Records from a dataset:

•••

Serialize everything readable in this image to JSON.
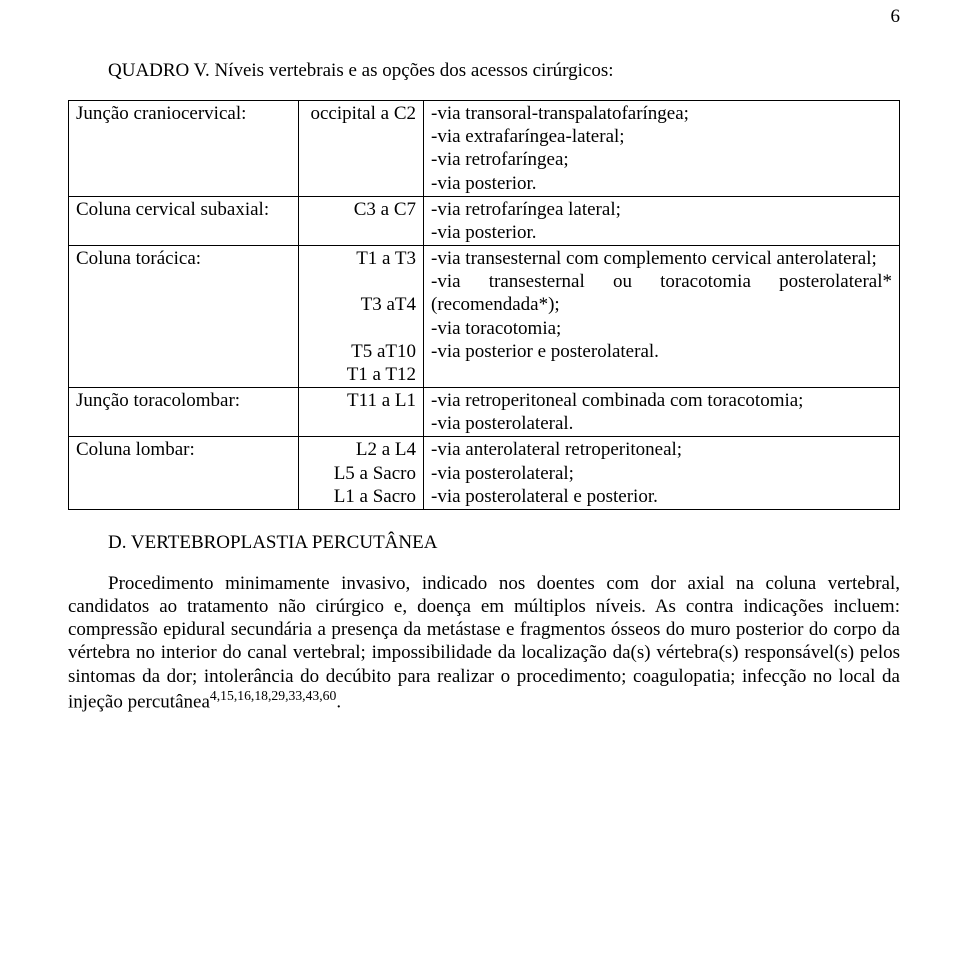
{
  "pagenum": "6",
  "title": "QUADRO V. Níveis vertebrais e as opções dos acessos cirúrgicos:",
  "rows": [
    {
      "label": "Junção craniocervical:",
      "levels": "occipital a C2",
      "approach": "-via transoral-transpalatofaríngea;\n-via extrafaríngea-lateral;\n-via retrofaríngea;\n-via posterior."
    },
    {
      "label": "Coluna cervical subaxial:",
      "levels": "C3 a C7",
      "approach": "-via retrofaríngea lateral;\n-via posterior."
    },
    {
      "label": "Coluna torácica:",
      "levels": "T1 a T3\n\nT3 aT4\n\nT5 aT10\nT1 a T12",
      "approach": "-via  transesternal  com  complemento cervical anterolateral;\n-via  transesternal  ou  toracotomia posterolateral* (recomendada*);\n-via toracotomia;\n-via posterior e posterolateral."
    },
    {
      "label": "Junção toracolombar:",
      "levels": "T11 a L1",
      "approach": "-via  retroperitoneal  combinada  com toracotomia;\n-via posterolateral."
    },
    {
      "label": "Coluna lombar:",
      "levels": "L2 a L4\nL5 a Sacro\nL1 a Sacro",
      "approach": "-via anterolateral retroperitoneal;\n-via posterolateral;\n-via posterolateral e posterior."
    }
  ],
  "subhead": "D. VERTEBROPLASTIA PERCUTÂNEA",
  "para_pre": "Procedimento minimamente invasivo, indicado nos doentes com dor axial na coluna vertebral, candidatos ao tratamento não cirúrgico e, doença em múltiplos níveis. As contra indicações incluem: compressão epidural secundária a presença da metástase e fragmentos ósseos do muro posterior do corpo da vértebra no interior do canal vertebral; impossibilidade da localização da(s) vértebra(s) responsável(s) pelos sintomas da dor; intolerância do decúbito para realizar o procedimento; coagulopatia; infecção no local da injeção percutânea",
  "para_sup": "4,15,16,18,29,33,43,60",
  "para_post": "."
}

•••

=== AIM ===
Retype the entries word for word. Omit any images.

=== SOLUTION TO THIS PROBLEM ===
Serialize everything readable in this image to JSON.
{
  "pagenum": "6",
  "title": "QUADRO V. Níveis vertebrais e as opções dos acessos cirúrgicos:",
  "rows": [
    {
      "label": "Junção craniocervical:",
      "levels": "occipital a C2",
      "approach": "-via transoral-transpalatofaríngea;\n-via extrafaríngea-lateral;\n-via retrofaríngea;\n-via posterior."
    },
    {
      "label": "Coluna cervical subaxial:",
      "levels": "C3 a C7",
      "approach": "-via retrofaríngea lateral;\n-via posterior."
    },
    {
      "label": "Coluna torácica:",
      "levels": "T1 a T3\n\nT3 aT4\n\nT5 aT10\nT1 a T12",
      "approach": "-via  transesternal  com  complemento cervical anterolateral;\n-via  transesternal  ou  toracotomia posterolateral* (recomendada*);\n-via toracotomia;\n-via posterior e posterolateral."
    },
    {
      "label": "Junção toracolombar:",
      "levels": "T11 a L1",
      "approach": "-via  retroperitoneal  combinada  com toracotomia;\n-via posterolateral."
    },
    {
      "label": "Coluna lombar:",
      "levels": "L2 a L4\nL5 a Sacro\nL1 a Sacro",
      "approach": "-via anterolateral retroperitoneal;\n-via posterolateral;\n-via posterolateral e posterior."
    }
  ],
  "subhead": "D. VERTEBROPLASTIA PERCUTÂNEA",
  "para_pre": "Procedimento minimamente invasivo, indicado nos doentes com dor axial na coluna vertebral, candidatos ao tratamento não cirúrgico e, doença em múltiplos níveis. As contra indicações incluem: compressão epidural secundária a presença da metástase e fragmentos ósseos do muro posterior do corpo da vértebra no interior do canal vertebral; impossibilidade da localização da(s) vértebra(s) responsável(s) pelos sintomas da dor; intolerância do decúbito para realizar o procedimento; coagulopatia; infecção no local da injeção percutânea",
  "para_sup": "4,15,16,18,29,33,43,60",
  "para_post": "."
}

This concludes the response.